* [EXERCISE INSTRUCTIONS] From the listing below, extract each entry exactly as written, minus the images.
══════
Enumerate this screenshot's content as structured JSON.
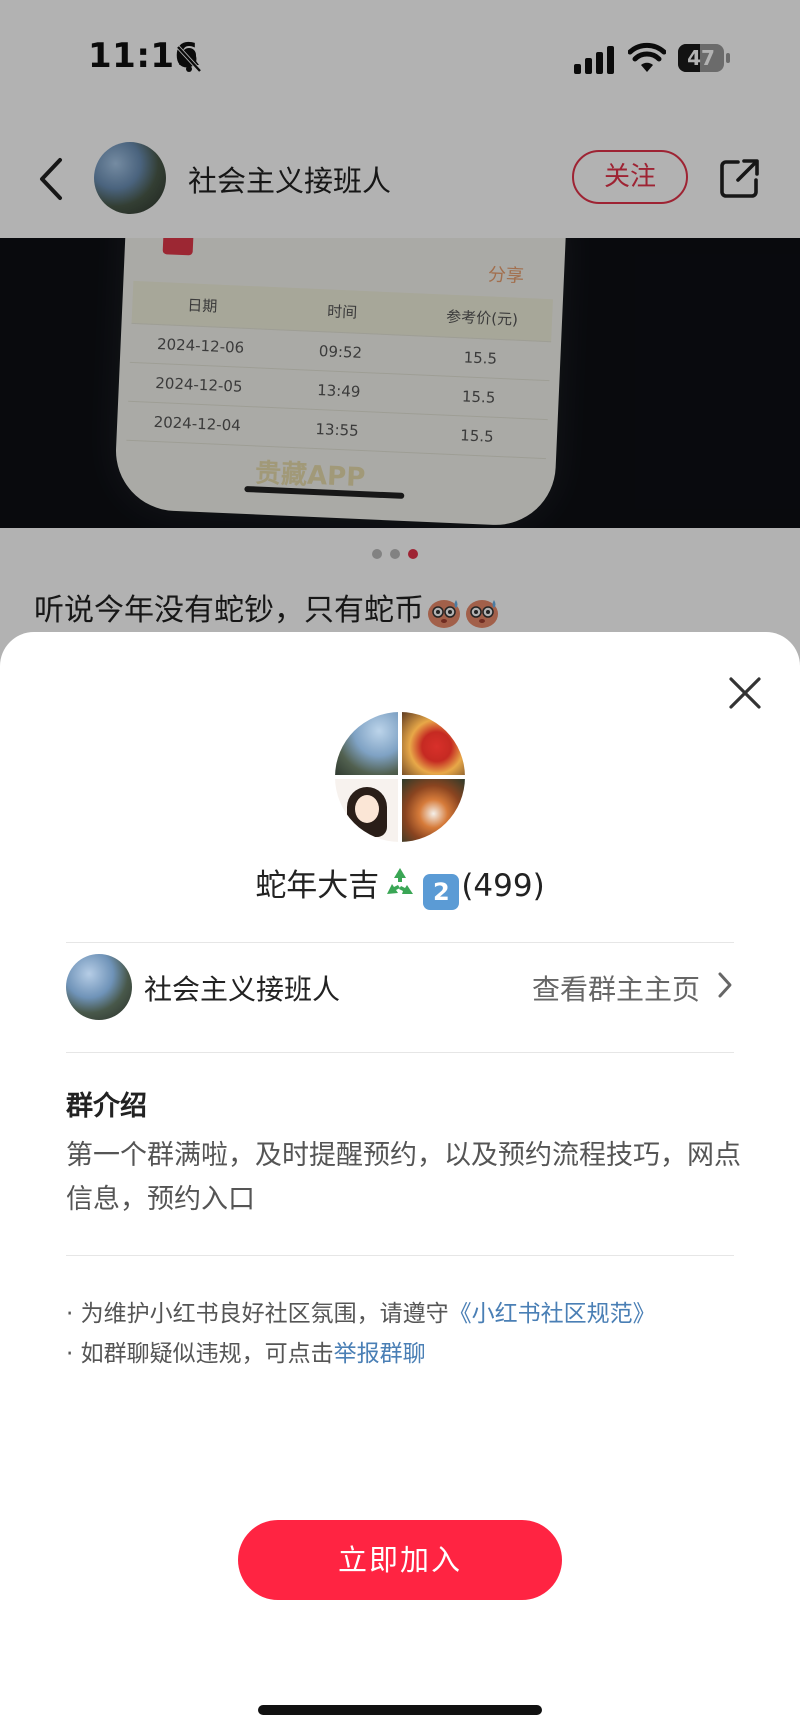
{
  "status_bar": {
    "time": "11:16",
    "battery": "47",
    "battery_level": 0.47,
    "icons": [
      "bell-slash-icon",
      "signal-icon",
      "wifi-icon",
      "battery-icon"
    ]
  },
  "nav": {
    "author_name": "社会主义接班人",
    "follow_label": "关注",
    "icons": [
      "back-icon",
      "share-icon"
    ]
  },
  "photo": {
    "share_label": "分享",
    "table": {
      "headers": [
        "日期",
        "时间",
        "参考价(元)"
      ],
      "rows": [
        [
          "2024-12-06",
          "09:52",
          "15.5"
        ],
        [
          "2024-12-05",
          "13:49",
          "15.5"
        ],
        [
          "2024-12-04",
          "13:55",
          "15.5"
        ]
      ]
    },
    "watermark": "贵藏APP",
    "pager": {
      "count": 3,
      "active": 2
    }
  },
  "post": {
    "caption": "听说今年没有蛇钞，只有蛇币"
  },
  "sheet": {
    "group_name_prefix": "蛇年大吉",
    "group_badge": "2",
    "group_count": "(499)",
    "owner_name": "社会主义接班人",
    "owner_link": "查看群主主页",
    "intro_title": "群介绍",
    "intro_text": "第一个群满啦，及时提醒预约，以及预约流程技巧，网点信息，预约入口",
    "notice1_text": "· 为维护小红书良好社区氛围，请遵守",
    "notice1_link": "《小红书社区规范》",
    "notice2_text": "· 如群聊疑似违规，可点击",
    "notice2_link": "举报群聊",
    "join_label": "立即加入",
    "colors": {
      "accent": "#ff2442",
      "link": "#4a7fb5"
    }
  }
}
══════
* [REPLY TO THE TASK]
Enumerate this screenshot's content as structured JSON.
{
  "status_bar": {
    "time": "11:16",
    "battery": "47",
    "battery_level": 0.47,
    "icons": [
      "bell-slash-icon",
      "signal-icon",
      "wifi-icon",
      "battery-icon"
    ]
  },
  "nav": {
    "author_name": "社会主义接班人",
    "follow_label": "关注",
    "icons": [
      "back-icon",
      "share-icon"
    ]
  },
  "photo": {
    "share_label": "分享",
    "table": {
      "headers": [
        "日期",
        "时间",
        "参考价(元)"
      ],
      "rows": [
        [
          "2024-12-06",
          "09:52",
          "15.5"
        ],
        [
          "2024-12-05",
          "13:49",
          "15.5"
        ],
        [
          "2024-12-04",
          "13:55",
          "15.5"
        ]
      ]
    },
    "watermark": "贵藏APP",
    "pager": {
      "count": 3,
      "active": 2
    }
  },
  "post": {
    "caption": "听说今年没有蛇钞，只有蛇币"
  },
  "sheet": {
    "group_name_prefix": "蛇年大吉",
    "group_badge": "2",
    "group_count": "(499)",
    "owner_name": "社会主义接班人",
    "owner_link": "查看群主主页",
    "intro_title": "群介绍",
    "intro_text": "第一个群满啦，及时提醒预约，以及预约流程技巧，网点信息，预约入口",
    "notice1_text": "· 为维护小红书良好社区氛围，请遵守",
    "notice1_link": "《小红书社区规范》",
    "notice2_text": "· 如群聊疑似违规，可点击",
    "notice2_link": "举报群聊",
    "join_label": "立即加入",
    "colors": {
      "accent": "#ff2442",
      "link": "#4a7fb5"
    }
  }
}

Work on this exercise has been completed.